start SUPPLIED DATA

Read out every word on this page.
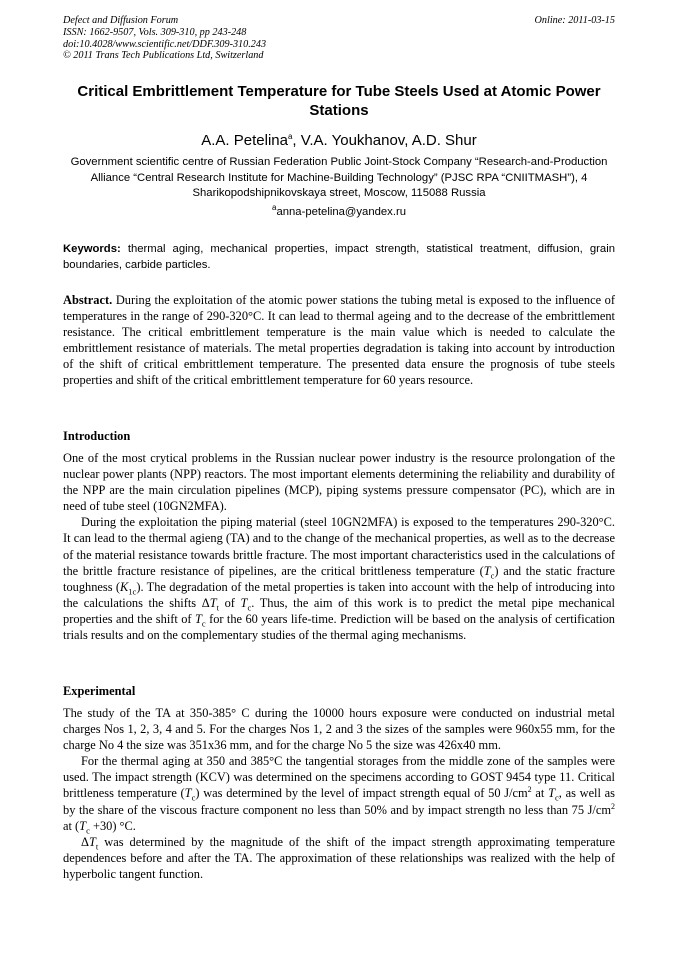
Defect and Diffusion Forum
ISSN: 1662-9507, Vols. 309-310, pp 243-248
doi:10.4028/www.scientific.net/DDF.309-310.243
© 2011 Trans Tech Publications Ltd, Switzerland
Online: 2011-03-15
Critical Embrittlement Temperature for Tube Steels Used at Atomic Power Stations
A.A. Petelina$^a$, V.A. Youkhanov, A.D. Shur
Government scientific centre of Russian Federation Public Joint-Stock Company “Research-and-Production Alliance “Central Research Institute for Machine-Building Technology” (PJSC RPA “CNIITMASH”), 4 Sharikopodshipnikovskaya street, Moscow, 115088 Russia
$^a$anna-petelina@yandex.ru
Keywords: thermal aging, mechanical properties, impact strength, statistical treatment, diffusion, grain boundaries, carbide particles.
Abstract. During the exploitation of the atomic power stations the tubing metal is exposed to the influence of temperatures in the range of 290-320°C. It can lead to thermal ageing and to the decrease of the embrittlement resistance. The critical embrittlement temperature is the main value which is needed to calculate the embrittlement resistance of materials. The metal properties degradation is taking into account by introduction of the shift of critical embrittlement temperature. The presented data ensure the prognosis of tube steels properties and shift of the critical embrittlement temperature for 60 years resource.
Introduction

One of the most crytical problems in the Russian nuclear power industry is the resource prolongation of the nuclear power plants (NPP) reactors. The most important elements determining the reliability and durability of the NPP are the main circulation pipelines (MCP), piping systems pressure compensator (PC), which are in need of tube steel (10GN2MFA).

During the exploitation the piping material (steel 10GN2MFA) is exposed to the temperatures 290-320°C. It can lead to the thermal agieng (TA) and to the change of the mechanical properties, as well as to the decrease of the material resistance towards brittle fracture. The most important characteristics used in the calculations of the brittle fracture resistance of pipelines, are the critical brittleness temperature $(T_c)$ and the static fracture toughness $(K_{1c})$. The degradation of the metal properties is taken into account with the help of introducing into the calculations the shifts $\Delta T_t$ of $T_c$. Thus, the aim of this work is to predict the metal pipe mechanical properties and the shift of $T_c$ for the 60 years life-time. Prediction will be based on the analysis of certification trials results and on the complementary studies of the thermal aging mechanisms.

Experimental

The study of the TA at 350-385° C during the 10000 hours exposure were conducted on industrial metal charges Nos 1, 2, 3, 4 and 5. For the charges Nos 1, 2 and 3 the sizes of the samples were 960x55 mm, for the charge No 4 the size was 351x36 mm, and for the charge No 5 the size was 426x40 mm.

For the thermal aging at 350 and 385°C the tangential storages from the middle zone of the samples were used. The impact strength (KCV) was determined on the specimens according to GOST 9454 type 11. Critical brittleness temperature $(T_c)$ was determined by the level of impact strength equal of 50 $J/cm^2$ at $T_c$, as well as by the share of the viscous fracture component no less than 50% and by impact strength no less than 75 $J/cm^2$ at $(T_c +30)$ °C.

$\Delta T_t$ was determined by the magnitude of the shift of the impact strength approximating temperature dependences before and after the TA. The approximation of these relationships was realized with the help of hyperbolic tangent function.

end SUPPLIED DATA

> GIVEN EXERCISE:
Indicate how many lines of the material contain the string "scientific", giving the number and nothing more.

> RESPONSE TO THE EXERCISE:
2